**WRITTEN EXERCISE:** Reproduce all entries word for word.

**MATERIAL TO PROCESS:**
____________________
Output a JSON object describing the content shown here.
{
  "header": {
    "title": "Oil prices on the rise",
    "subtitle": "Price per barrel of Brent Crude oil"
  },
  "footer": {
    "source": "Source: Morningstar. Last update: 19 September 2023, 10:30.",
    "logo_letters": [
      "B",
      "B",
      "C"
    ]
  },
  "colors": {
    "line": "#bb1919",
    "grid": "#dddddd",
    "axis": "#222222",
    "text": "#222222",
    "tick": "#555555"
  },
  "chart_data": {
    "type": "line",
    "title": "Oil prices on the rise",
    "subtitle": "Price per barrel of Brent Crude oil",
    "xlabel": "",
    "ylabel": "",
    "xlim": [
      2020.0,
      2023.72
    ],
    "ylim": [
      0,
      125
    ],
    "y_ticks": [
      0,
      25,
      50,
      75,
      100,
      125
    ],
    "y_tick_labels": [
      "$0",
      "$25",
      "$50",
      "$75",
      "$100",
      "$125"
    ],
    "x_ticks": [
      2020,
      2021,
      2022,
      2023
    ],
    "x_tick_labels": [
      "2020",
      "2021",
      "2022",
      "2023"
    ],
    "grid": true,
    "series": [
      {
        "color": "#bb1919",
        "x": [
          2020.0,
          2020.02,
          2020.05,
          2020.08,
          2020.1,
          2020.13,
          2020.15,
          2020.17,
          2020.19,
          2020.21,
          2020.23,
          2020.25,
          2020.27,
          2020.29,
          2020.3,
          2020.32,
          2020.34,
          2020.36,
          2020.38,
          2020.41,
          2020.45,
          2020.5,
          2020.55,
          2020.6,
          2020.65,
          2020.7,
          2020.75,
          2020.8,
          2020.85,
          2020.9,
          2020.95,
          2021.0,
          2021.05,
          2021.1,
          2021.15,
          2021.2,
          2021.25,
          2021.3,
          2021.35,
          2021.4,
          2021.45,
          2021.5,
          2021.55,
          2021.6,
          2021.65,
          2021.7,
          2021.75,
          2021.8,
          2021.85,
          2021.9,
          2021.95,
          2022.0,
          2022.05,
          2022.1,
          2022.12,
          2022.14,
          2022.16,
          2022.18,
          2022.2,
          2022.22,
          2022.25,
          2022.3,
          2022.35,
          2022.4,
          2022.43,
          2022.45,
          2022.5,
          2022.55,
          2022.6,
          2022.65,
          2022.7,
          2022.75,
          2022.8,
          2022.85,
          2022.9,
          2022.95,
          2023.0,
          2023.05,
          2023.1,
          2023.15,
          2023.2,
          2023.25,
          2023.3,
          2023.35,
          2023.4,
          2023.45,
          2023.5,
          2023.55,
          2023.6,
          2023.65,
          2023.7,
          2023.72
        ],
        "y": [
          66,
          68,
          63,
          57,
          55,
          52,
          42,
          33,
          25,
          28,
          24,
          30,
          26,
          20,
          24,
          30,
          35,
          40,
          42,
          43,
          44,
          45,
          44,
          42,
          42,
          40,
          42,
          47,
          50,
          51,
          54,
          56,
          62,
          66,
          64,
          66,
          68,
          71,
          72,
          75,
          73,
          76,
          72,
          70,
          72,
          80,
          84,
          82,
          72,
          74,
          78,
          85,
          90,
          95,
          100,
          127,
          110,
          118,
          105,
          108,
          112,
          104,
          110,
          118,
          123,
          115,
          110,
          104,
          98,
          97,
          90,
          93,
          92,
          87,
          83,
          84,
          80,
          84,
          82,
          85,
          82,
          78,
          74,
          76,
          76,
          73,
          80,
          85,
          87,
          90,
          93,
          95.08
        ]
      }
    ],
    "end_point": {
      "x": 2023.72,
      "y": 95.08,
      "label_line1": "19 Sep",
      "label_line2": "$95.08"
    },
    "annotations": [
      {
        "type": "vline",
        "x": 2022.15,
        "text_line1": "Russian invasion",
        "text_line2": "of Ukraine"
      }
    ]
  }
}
____________________
**REPLY:**
Output a JSON object describing the content shown here.
{
  "header": {
    "title": "Oil prices on the rise",
    "subtitle": "Price per barrel of Brent Crude oil"
  },
  "footer": {
    "source": "Source: Morningstar. Last update: 19 September 2023, 10:30.",
    "logo_letters": [
      "B",
      "B",
      "C"
    ]
  },
  "colors": {
    "line": "#bb1919",
    "grid": "#dddddd",
    "axis": "#222222",
    "text": "#222222",
    "tick": "#555555"
  },
  "chart_data": {
    "type": "line",
    "title": "Oil prices on the rise",
    "subtitle": "Price per barrel of Brent Crude oil",
    "xlabel": "",
    "ylabel": "",
    "xlim": [
      2020.0,
      2023.72
    ],
    "ylim": [
      0,
      125
    ],
    "y_ticks": [
      0,
      25,
      50,
      75,
      100,
      125
    ],
    "y_tick_labels": [
      "$0",
      "$25",
      "$50",
      "$75",
      "$100",
      "$125"
    ],
    "x_ticks": [
      2020,
      2021,
      2022,
      2023
    ],
    "x_tick_labels": [
      "2020",
      "2021",
      "2022",
      "2023"
    ],
    "grid": true,
    "series": [
      {
        "color": "#bb1919",
        "x": [
          2020.0,
          2020.02,
          2020.05,
          2020.08,
          2020.1,
          2020.13,
          2020.15,
          2020.17,
          2020.19,
          2020.21,
          2020.23,
          2020.25,
          2020.27,
          2020.29,
          2020.3,
          2020.32,
          2020.34,
          2020.36,
          2020.38,
          2020.41,
          2020.45,
          2020.5,
          2020.55,
          2020.6,
          2020.65,
          2020.7,
          2020.75,
          2020.8,
          2020.85,
          2020.9,
          2020.95,
          2021.0,
          2021.05,
          2021.1,
          2021.15,
          2021.2,
          2021.25,
          2021.3,
          2021.35,
          2021.4,
          2021.45,
          2021.5,
          2021.55,
          2021.6,
          2021.65,
          2021.7,
          2021.75,
          2021.8,
          2021.85,
          2021.9,
          2021.95,
          2022.0,
          2022.05,
          2022.1,
          2022.12,
          2022.14,
          2022.16,
          2022.18,
          2022.2,
          2022.22,
          2022.25,
          2022.3,
          2022.35,
          2022.4,
          2022.43,
          2022.45,
          2022.5,
          2022.55,
          2022.6,
          2022.65,
          2022.7,
          2022.75,
          2022.8,
          2022.85,
          2022.9,
          2022.95,
          2023.0,
          2023.05,
          2023.1,
          2023.15,
          2023.2,
          2023.25,
          2023.3,
          2023.35,
          2023.4,
          2023.45,
          2023.5,
          2023.55,
          2023.6,
          2023.65,
          2023.7,
          2023.72
        ],
        "y": [
          66,
          68,
          63,
          57,
          55,
          52,
          42,
          33,
          25,
          28,
          24,
          30,
          26,
          20,
          24,
          30,
          35,
          40,
          42,
          43,
          44,
          45,
          44,
          42,
          42,
          40,
          42,
          47,
          50,
          51,
          54,
          56,
          62,
          66,
          64,
          66,
          68,
          71,
          72,
          75,
          73,
          76,
          72,
          70,
          72,
          80,
          84,
          82,
          72,
          74,
          78,
          85,
          90,
          95,
          100,
          127,
          110,
          118,
          105,
          108,
          112,
          104,
          110,
          118,
          123,
          115,
          110,
          104,
          98,
          97,
          90,
          93,
          92,
          87,
          83,
          84,
          80,
          84,
          82,
          85,
          82,
          78,
          74,
          76,
          76,
          73,
          80,
          85,
          87,
          90,
          93,
          95.08
        ]
      }
    ],
    "end_point": {
      "x": 2023.72,
      "y": 95.08,
      "label_line1": "19 Sep",
      "label_line2": "$95.08"
    },
    "annotations": [
      {
        "type": "vline",
        "x": 2022.15,
        "text_line1": "Russian invasion",
        "text_line2": "of Ukraine"
      }
    ]
  }
}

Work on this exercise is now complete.